> [What you are asked to do]
Select and reproduce each line of the listing below that bears the string "which".

[Dataset entries]
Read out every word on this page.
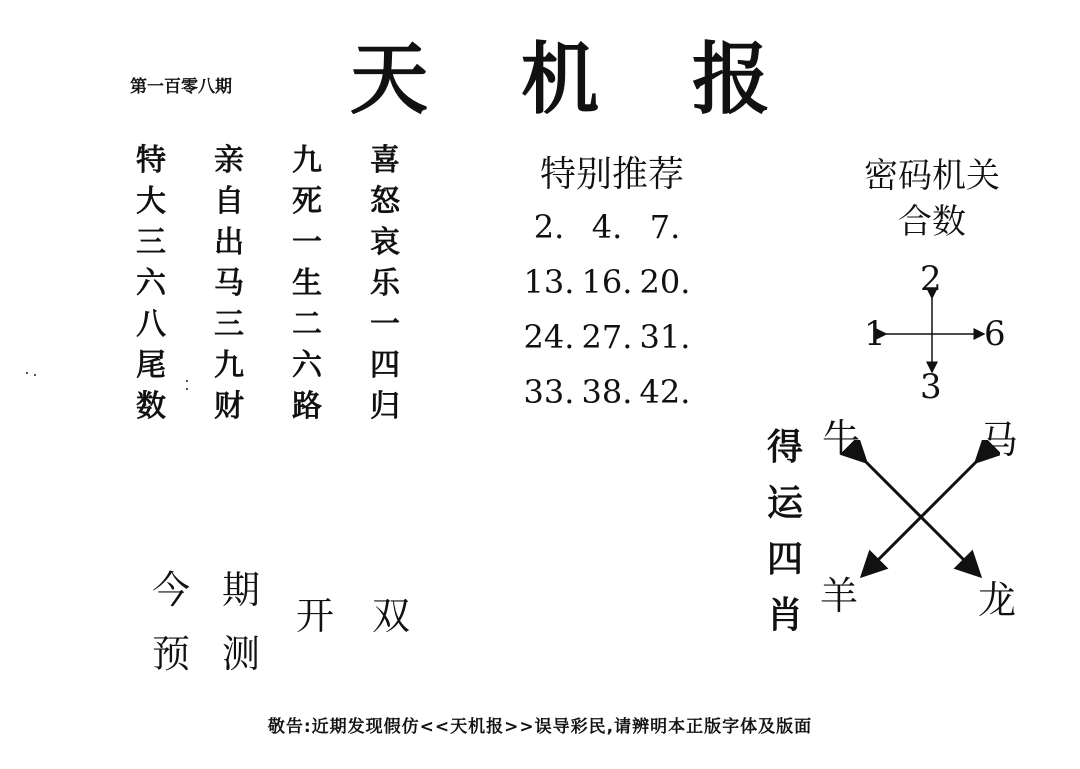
第一百零八期 天 机 报
特	亲	九	喜
大	自	死	怒
三	出	一	哀
六	马	生	乐
八	三	二	一
尾	九	六	四
数	财	路	归
特别推荐
2. 4. 7.
13. 16. 20.
24. 27. 31.
33. 38. 42.
密码机关
合数
2
1	6
3
得
运
四
肖
牛	马
羊	龙
今 期
预 测
开 双
敬告:近期发现假仿<<天机报>>误导彩民,请辨明本正版字体及版面
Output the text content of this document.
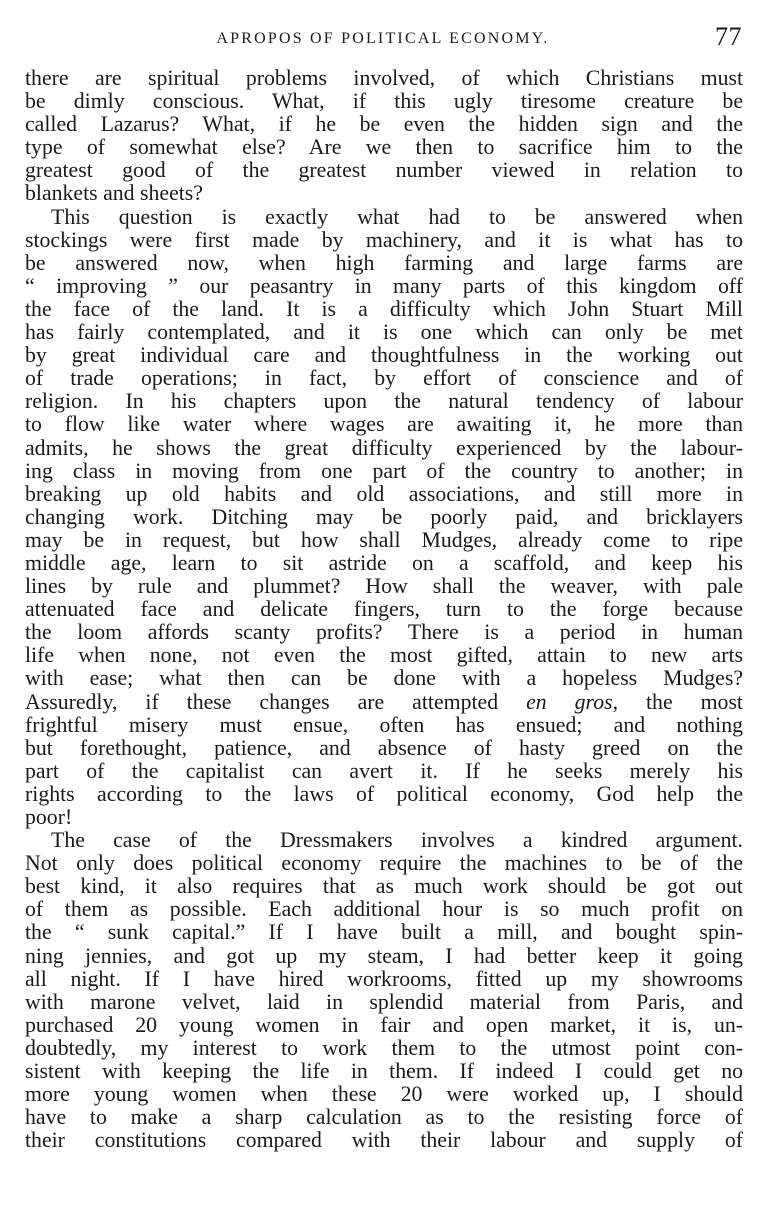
APROPOS OF POLITICAL ECONOMY.	77
there are spiritual problems involved, of which Christians must
be dimly conscious. What, if this ugly tiresome creature be
called Lazarus? What, if he be even the hidden sign and the
type of somewhat else? Are we then to sacrifice him to the
greatest good of the greatest number viewed in relation to
blankets and sheets?
This question is exactly what had to be answered when
stockings were first made by machinery, and it is what has to
be answered now, when high farming and large farms are
“ improving ” our peasantry in many parts of this kingdom off
the face of the land. It is a difficulty which John Stuart Mill
has fairly contemplated, and it is one which can only be met
by great individual care and thoughtfulness in the working out
of trade operations; in fact, by effort of conscience and of
religion. In his chapters upon the natural tendency of labour
to flow like water where wages are awaiting it, he more than
admits, he shows the great difficulty experienced by the labour-
ing class in moving from one part of the country to another; in
breaking up old habits and old associations, and still more in
changing work. Ditching may be poorly paid, and bricklayers
may be in request, but how shall Mudges, already come to ripe
middle age, learn to sit astride on a scaffold, and keep his
lines by rule and plummet? How shall the weaver, with pale
attenuated face and delicate fingers, turn to the forge because
the loom affords scanty profits? There is a period in human
life when none, not even the most gifted, attain to new arts
with ease; what then can be done with a hopeless Mudges?
Assuredly, if these changes are attempted en gros, the most
frightful misery must ensue, often has ensued; and nothing
but forethought, patience, and absence of hasty greed on the
part of the capitalist can avert it. If he seeks merely his
rights according to the laws of political economy, God help the
poor!
The case of the Dressmakers involves a kindred argument.
Not only does political economy require the machines to be of the
best kind, it also requires that as much work should be got out
of them as possible. Each additional hour is so much profit on
the “ sunk capital.” If I have built a mill, and bought spin-
ning jennies, and got up my steam, I had better keep it going
all night. If I have hired workrooms, fitted up my showrooms
with marone velvet, laid in splendid material from Paris, and
purchased 20 young women in fair and open market, it is, un-
doubtedly, my interest to work them to the utmost point con-
sistent with keeping the life in them. If indeed I could get no
more young women when these 20 were worked up, I should
have to make a sharp calculation as to the resisting force of
their constitutions compared with their labour and supply of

> [Reply]
there are spiritual problems involved, of which Christians must
the face of the land. It is a difficulty which John Stuart Mill
has fairly contemplated, and it is one which can only be met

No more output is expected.